- **EXERCISE SET**
**a.** For the forum thread below about woods unsuitable for pens, decide whether each statement agrees with it: (i) one reply gives Black Wattle as another name for Acacia Blackwood, and a later reply says Black Wattle is a different acacia; (ii) the thread describes the wood as soft and gentle on tools; (iii) the person who opened the thread bought the Acacia Blackwood as a single blank. Answer yes or no for each, and quote the deciding words from the thread.
**b.** Extend the forum thread below about turning Acacia Blackwood for pens, picking up after its final sentence.

- **DOCUMENT SEGMENT**

--*--

# Never use that wood again!



## larryc

Is there available a list of woods that are unsuitable for pens?

I recently tried to use Acacia Blackwood (it was in an assortment I bought) and it just seemed to fall apart when turned. I don't know if was just a bad piece or if this is indicative of this species.

All help greatly appreciated.


----------



## rjwolfe3

Probably needed stabilized either before or while you were turning it. I am not familiar with that wood so I don't know for certain. There are certain softer woods that I have problems with but I think it's just me.


----------



## DurocShark

Any wood can be defeated. It's your personal pain threshold that will determine whether you use it again or not.


----------



## its_virgil

Acacia blackwood: Also known as  Australian Blackwood , Tasmanian Blackwood or Black Wattle. Maybe some of our members from down under can shed some light on this wood. I would suppose you just had an unsuitable piece to use. 
Do a good turn daily!
Don




larryc said:


> I recently tried to use Acacia Blackwood (it was in an assortment I bought) and it just seemed to fall apart when turned. I don't know if was just a bad piece or if this is indicative of this species.


----------



## maxwell_smart007

I've had many blanks that seemed lighter than pumice, but turned fine once I soaked them in CA...


----------



## artme

Acacia Melanoxilyn (Spelling ), Blackwood. Tasmanian Blackwood, Queensland Blackwood. One and the same tree. IT IS NOT Black Wattle, that is another acacia.

Can be very figured, although it doesn't always show up in small pieces like pen blanks. Hard, and can be difficult to turn. Full of silica so it murders tools. Needs a very sharp tool and a lighter touch.


----------



## KenV

I have turned that Acacia -- and seen others do neat things with it.  The wood was hard and a challenge to work from the perspective of hardness.  Held detail extreamly well.   Saw Finsterwald do a spyder box with it last year.

--*--

- **DATA SEGMENT**
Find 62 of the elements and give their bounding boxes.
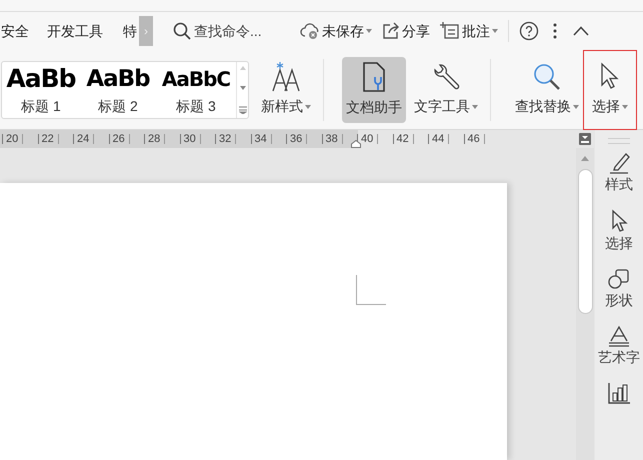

--*--

- **ANSWER LIST**
**a.**
(i) Yes: "Tasmanian Blackwood or Black Wattle" and "IT IS NOT Black Wattle, that is another acacia."
(ii) No: "Hard, and can be difficult to turn. Full of silica so it murders tools."
(iii) No: "it was in an assortment I bought"

**b.**
Either the tools were dull, the force was too great, the glue was bad, or the wood was bad (cracked, broken, punk, etc).

This is a wood that you cannot force, but the polish it takes is a joy to see.


----------



## Bree

I think you can turn just about any wood given the right preparation and the right tools.  Anything punky or weak can be stabilized.  Anything brittle and chippy can be taken down slowly or even just sanded.  Anything soft can be hardened.  And so on.

Heck we sent men to the moon!!  We ought to be able to make a pen out of almost anything!!


----------



## GouletPens

Between stabilizing and Alumilite, there's no waste wood anymore. The one wood that defeated me in the past that I need to conquer is Wenge. It's been years since I've touched it (basically the first couple of weeks I was turning), and it got the best of me (when it came to finishing). I know now if I just made something out of it I wouldn't have any problems b/c of my better sanding and finishing regimen, I just don't have the time to mess with it. When things slow after Christmas I think I'll give it a go and show it who's boss


----------



## GouletPens

Between stabilizing and Alumilite, there's no waste wood anymore. The one wood that defeated me in the past that I need to conquer is Wenge. It's been years since I've touched it (basically the first couple of weeks I was turning), and it got the best of me (when it came to finishing). I know now if I just made something out of it I wouldn't have any problems b/c of my better sanding and finishing regimen, I just don't have the time to mess with it. When things slow after Christmas I think I'll give it a go and show it who's boss


----------



## Fred

Bree said:


> Heck we sent men to the moon!! We ought to be able to make a pen out of almost anything!


 
Bree, judging from some of the pens displayed here I do believe that your statement is well proven.

I refer everyone's memory in particular to the pen made from - of all things - "Cat Crap" which is one of Curtis' creations. Actually I think he got the idea after he turned a rather large piece of hemp stump that he got a bit to hot and the 'smoke' over powered his senses.

And he didn't even offer to share his creative source either. Oh well, his end result was indeed unusual, strangely creative, and well remembered.


----------



## PenPal

*Blackwood*

One of the beautiful timbers especially the Tasmanian grown timber. I have never seen a punky piece. It can stain your fingers but lots of things do that.

You guys may be too young to remember from the survey in part what is your age however think of the most beautiful sheen a Silk Tie flashes as it turns into the light well now you have some idea just how exciting Blackwood can be.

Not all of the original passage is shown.